▸ **Problem requirements**
Tally all lines containing the word "capital". Give the number alone.

[Data provided start]

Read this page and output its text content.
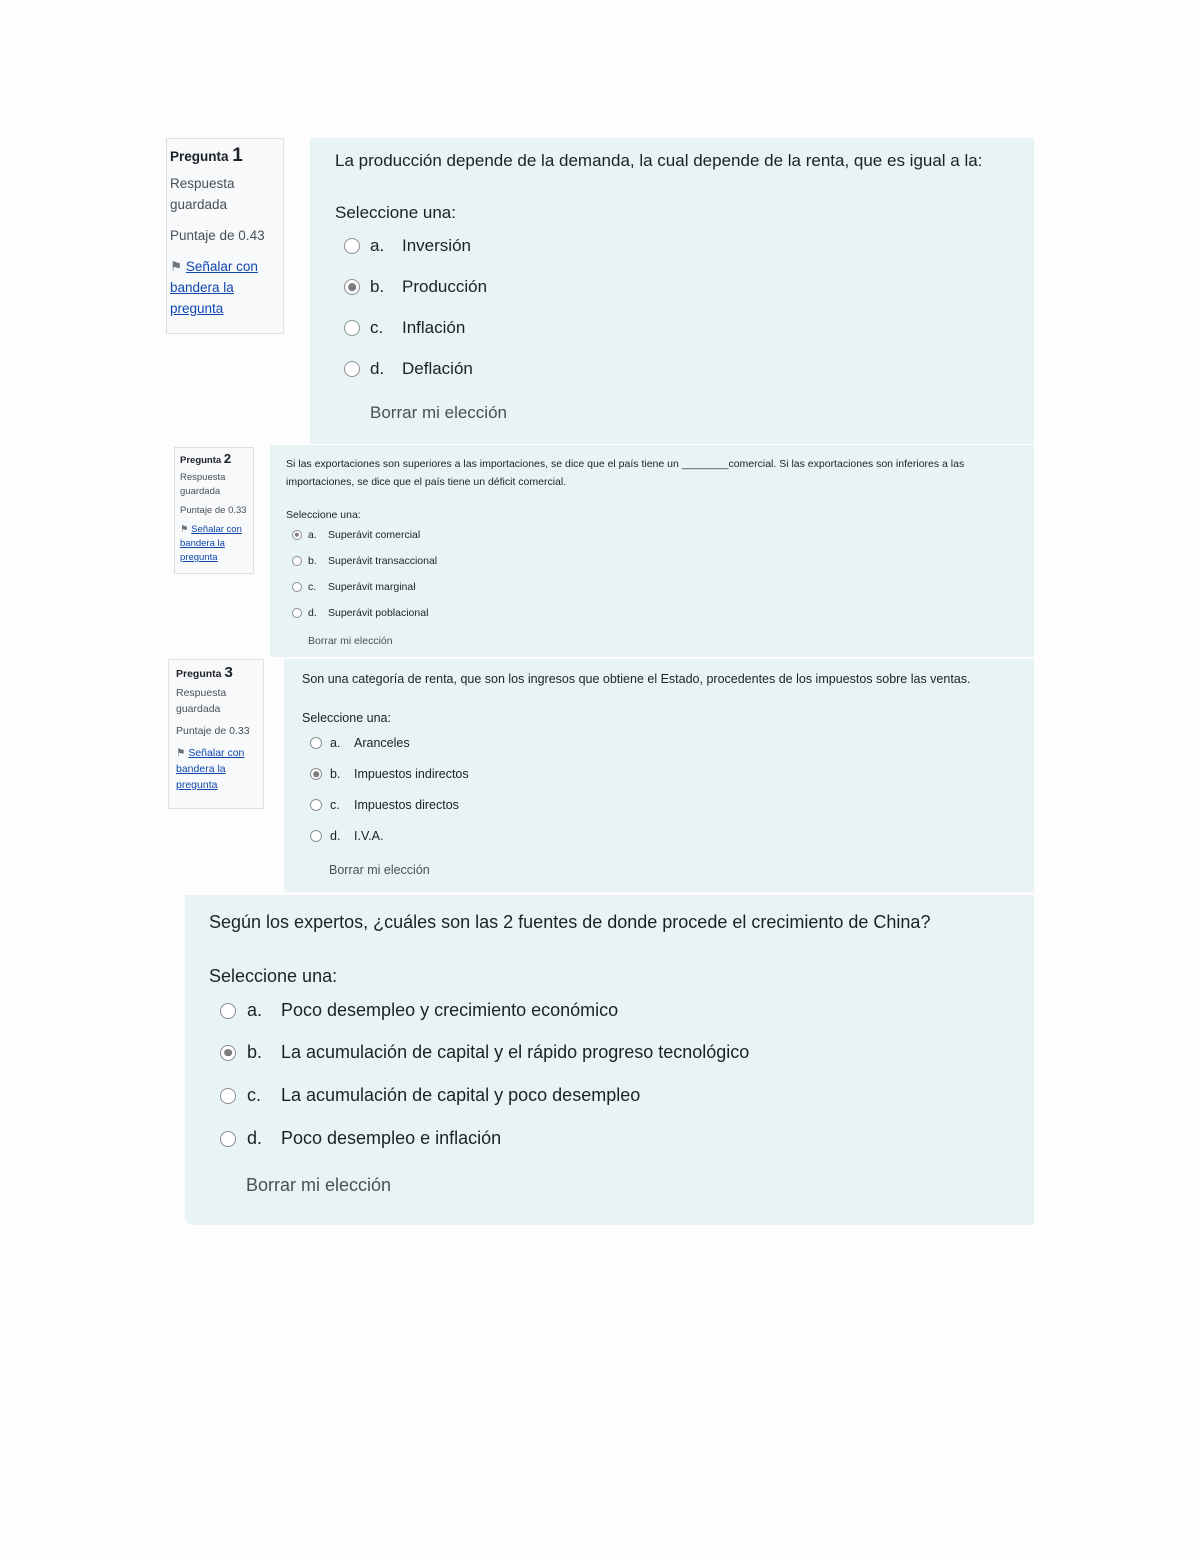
Pregunta 1
Respuesta guardada
Puntaje de 0.43
⚑ Señalar con bandera la pregunta
La producción depende de la demanda, la cual depende de la renta, que es igual a la:
Seleccione una:
a.	Inversión
b.	Producción
c.	Inflación
d.	Deflación
Borrar mi elección
Pregunta 2
Respuesta guardada
Puntaje de 0.33
⚑ Señalar con bandera la pregunta
Si las exportaciones son superiores a las importaciones, se dice que el país tiene un ________comercial. Si las exportaciones son inferiores a las importaciones, se dice que el país tiene un déficit comercial.
Seleccione una:
a.	Superávit comercial
b.	Superávit transaccional
c.	Superávit marginal
d.	Superávit poblacional
Borrar mi elección
Pregunta 3
Respuesta guardada
Puntaje de 0.33
⚑ Señalar con bandera la pregunta
Son una categoría de renta, que son los ingresos que obtiene el Estado, procedentes de los impuestos sobre las ventas.
Seleccione una:
a.	Aranceles
b.	Impuestos indirectos
c.	Impuestos directos
d.	I.V.A.
Borrar mi elección
Según los expertos, ¿cuáles son las 2 fuentes de donde procede el crecimiento de China?
Seleccione una:
a.	Poco desempleo y crecimiento económico
b.	La acumulación de capital y el rápido progreso tecnológico
c.	La acumulación de capital y poco desempleo
d.	Poco desempleo e inflación
Borrar mi elección
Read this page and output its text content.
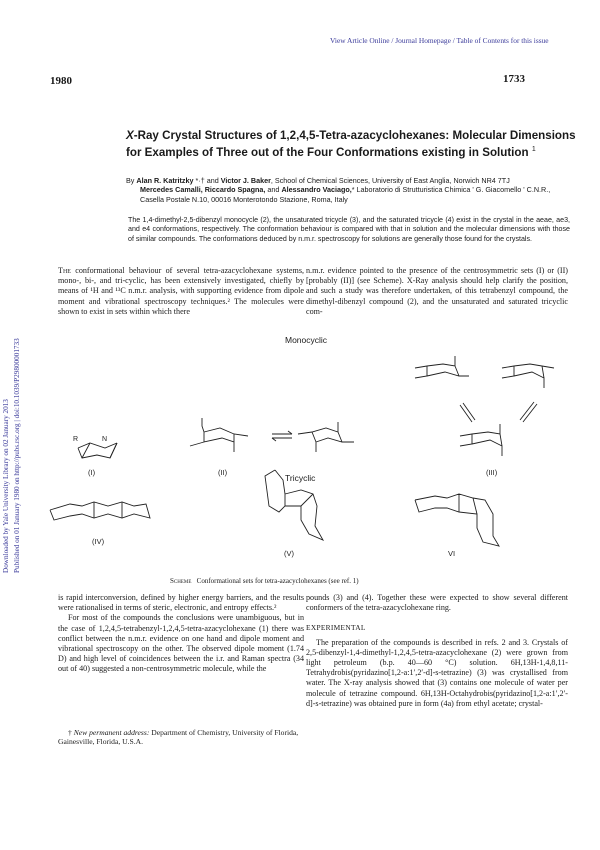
View Article Online / Journal Homepage / Table of Contents for this issue
1980	1733
Downloaded by Yale University Library on 02 January 2013 Published on 01 January 1980 on http://pubs.rsc.org | doi:10.1039/P29800001733
X-Ray Crystal Structures of 1,2,4,5-Tetra-azacyclohexanes: Molecular Dimensions for Examples of Three out of the Four Conformations existing in Solution $^1$
By Alan R. Katritzky *·† and Victor J. Baker, School of Chemical Sciences, University of East Anglia, Norwich NR4 7TJ
Mercedes Camalli, Riccardo Spagna, and Alessandro Vaciago,* Laboratorio di Strutturistica Chimica ' G. Giacomello ' C.N.R., Casella Postale N.10, 00016 Monterotondo Stazione, Roma, Italy
The 1,4-dimethyl-2,5-dibenzyl monocycle (2), the unsaturated tricycle (3), and the saturated tricycle (4) exist in the crystal in the aeae, ae3, and e4 conformations, respectively. The conformation behaviour is compared with that in solution and the molecular dimensions with those of similar compounds. The conformations deduced by n.m.r. spectroscopy for solutions are generally those found for the crystals.

The conformational behaviour of several tetra-azacyclohexane systems, mono-, bi-, and tri-cyclic, has been extensively investigated, chiefly by means of ¹H and ¹³C n.m.r. analysis, with supporting evidence from dipole moment and vibrational spectroscopy techniques.² The molecules were shown to exist in sets within which there

n.m.r. evidence pointed to the presence of the centrosymmetric sets (I) or (II) [probably (II)] (see Scheme). X-Ray analysis should help clarify the position, and such a study was therefore undertaken, of this tetrabenzyl compound, the dimethyl-dibenzyl compound (2), and the unsaturated and saturated tricyclic com-

Monocyclic
Tricyclic
R	N
(I)	(II)	(III)
(IV)
(V)	VI
Scheme Conformational sets for tetra-azacyclohexanes (see ref. 1)

is rapid interconversion, defined by higher energy barriers, and the results were rationalised in terms of steric, electronic, and entropy effects.²

For most of the compounds the conclusions were unambiguous, but in the case of 1,2,4,5-tetrabenzyl-1,2,4,5-tetra-azacyclohexane (1) there was conflict between the n.m.r. evidence on one hand and dipole moment and vibrational spectroscopy on the other. The observed dipole moment (1.74 D) and high level of coincidences between the i.r. and Raman spectra (34 out of 40) suggested a non-centrosymmetric molecule, while the

pounds (3) and (4). Together these were expected to show several different conformers of the tetra-azacyclohexane ring.

EXPERIMENTAL

The preparation of the compounds is described in refs. 2 and 3. Crystals of 2,5-dibenzyl-1,4-dimethyl-1,2,4,5-tetra-azacyclohexane (2) were grown from light petroleum (b.p. 40—60 °C) solution. 6H,13H-1,4,8,11-Tetrahydrobis(pyridazino[1,2-a:1′,2′-d]-s-tetrazine) (3) was crystallised from water. The X-ray analysis showed that (3) contains one molecule of water per molecule of tetrazine compound. 6H,13H-Octahydrobis(pyridazino[1,2-a:1′,2′-d]-s-tetrazine) was obtained pure in form (4a) from ethyl acetate; crystal-

† New permanent address: Department of Chemistry, University of Florida, Gainesville, Florida, U.S.A.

[Data provided end]

▸ **Solution for this problem**
2